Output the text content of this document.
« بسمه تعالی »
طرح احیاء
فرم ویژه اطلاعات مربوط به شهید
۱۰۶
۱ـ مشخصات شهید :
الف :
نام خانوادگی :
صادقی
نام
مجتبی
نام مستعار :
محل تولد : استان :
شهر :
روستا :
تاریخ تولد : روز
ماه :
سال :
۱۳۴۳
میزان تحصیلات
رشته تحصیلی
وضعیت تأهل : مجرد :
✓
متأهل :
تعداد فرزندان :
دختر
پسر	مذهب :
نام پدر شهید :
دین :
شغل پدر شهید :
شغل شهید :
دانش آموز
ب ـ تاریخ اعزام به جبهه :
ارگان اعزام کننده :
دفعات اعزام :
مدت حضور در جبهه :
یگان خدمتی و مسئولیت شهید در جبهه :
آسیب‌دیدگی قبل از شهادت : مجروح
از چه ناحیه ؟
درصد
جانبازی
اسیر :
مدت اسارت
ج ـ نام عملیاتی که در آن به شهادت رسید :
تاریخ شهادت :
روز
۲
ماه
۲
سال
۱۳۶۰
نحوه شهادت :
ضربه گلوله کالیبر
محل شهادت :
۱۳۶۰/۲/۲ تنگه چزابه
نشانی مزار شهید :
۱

* TASK GOAL:
Produce a verbatim transcription of the entries above.

* EXERCISE RESPONSE:
Output the text content of this document.
« بسمه تعالی »
طرح احیاء
فرم ویژه اطلاعات مربوط به شهید
۱۰۶
۱ـ مشخصات شهید :
الف :
نام خانوادگی :
صادقی
نام
مجتبی
نام مستعار :
محل تولد : استان :
شهر :
روستا :
تاریخ تولد : روز
ماه :
سال :
۱۳۴۳
میزان تحصیلات
رشته تحصیلی
وضعیت تأهل : مجرد :
✓
متأهل :
تعداد فرزندان :
دختر
پسر	مذهب :
نام پدر شهید :
دین :
شغل پدر شهید :
شغل شهید :
دانش آموز
ب ـ تاریخ اعزام به جبهه :
ارگان اعزام کننده :
دفعات اعزام :
مدت حضور در جبهه :
یگان خدمتی و مسئولیت شهید در جبهه :
آسیب‌دیدگی قبل از شهادت : مجروح
از چه ناحیه ؟
درصد
جانبازی
اسیر :
مدت اسارت
ج ـ نام عملیاتی که در آن به شهادت رسید :
تاریخ شهادت :
روز
۲
ماه
۲
سال
۱۳۶۰
نحوه شهادت :
ضربه گلوله کالیبر
محل شهادت :
۱۳۶۰/۲/۲ تنگه چزابه
نشانی مزار شهید :
۱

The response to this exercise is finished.